YOUR GOAL → Exactly as they appear, output all of the entries.
'''
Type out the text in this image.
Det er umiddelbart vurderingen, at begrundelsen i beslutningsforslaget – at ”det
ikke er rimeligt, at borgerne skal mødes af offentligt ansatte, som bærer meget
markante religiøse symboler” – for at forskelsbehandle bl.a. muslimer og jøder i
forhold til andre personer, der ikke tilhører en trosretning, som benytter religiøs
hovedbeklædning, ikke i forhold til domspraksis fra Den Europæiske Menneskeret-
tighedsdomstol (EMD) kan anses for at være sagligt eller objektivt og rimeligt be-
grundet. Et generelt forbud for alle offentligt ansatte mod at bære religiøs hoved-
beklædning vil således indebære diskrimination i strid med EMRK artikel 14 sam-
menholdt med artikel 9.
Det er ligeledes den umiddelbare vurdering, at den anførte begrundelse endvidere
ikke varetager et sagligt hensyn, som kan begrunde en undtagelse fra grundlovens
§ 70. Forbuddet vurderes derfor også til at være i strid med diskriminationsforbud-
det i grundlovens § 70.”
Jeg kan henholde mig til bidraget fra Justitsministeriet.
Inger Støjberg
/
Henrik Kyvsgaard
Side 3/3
'''
COMPLETE RESPONSE →
Type out the text in this image.
Det er umiddelbart vurderingen, at begrundelsen i beslutningsforslaget – at ”det
ikke er rimeligt, at borgerne skal mødes af offentligt ansatte, som bærer meget
markante religiøse symboler” – for at forskelsbehandle bl.a. muslimer og jøder i
forhold til andre personer, der ikke tilhører en trosretning, som benytter religiøs
hovedbeklædning, ikke i forhold til domspraksis fra Den Europæiske Menneskeret-
tighedsdomstol (EMD) kan anses for at være sagligt eller objektivt og rimeligt be-
grundet. Et generelt forbud for alle offentligt ansatte mod at bære religiøs hoved-
beklædning vil således indebære diskrimination i strid med EMRK artikel 14 sam-
menholdt med artikel 9.
Det er ligeledes den umiddelbare vurdering, at den anførte begrundelse endvidere
ikke varetager et sagligt hensyn, som kan begrunde en undtagelse fra grundlovens
§ 70. Forbuddet vurderes derfor også til at være i strid med diskriminationsforbud-
det i grundlovens § 70.”
Jeg kan henholde mig til bidraget fra Justitsministeriet.
Inger Støjberg
/
Henrik Kyvsgaard
Side 3/3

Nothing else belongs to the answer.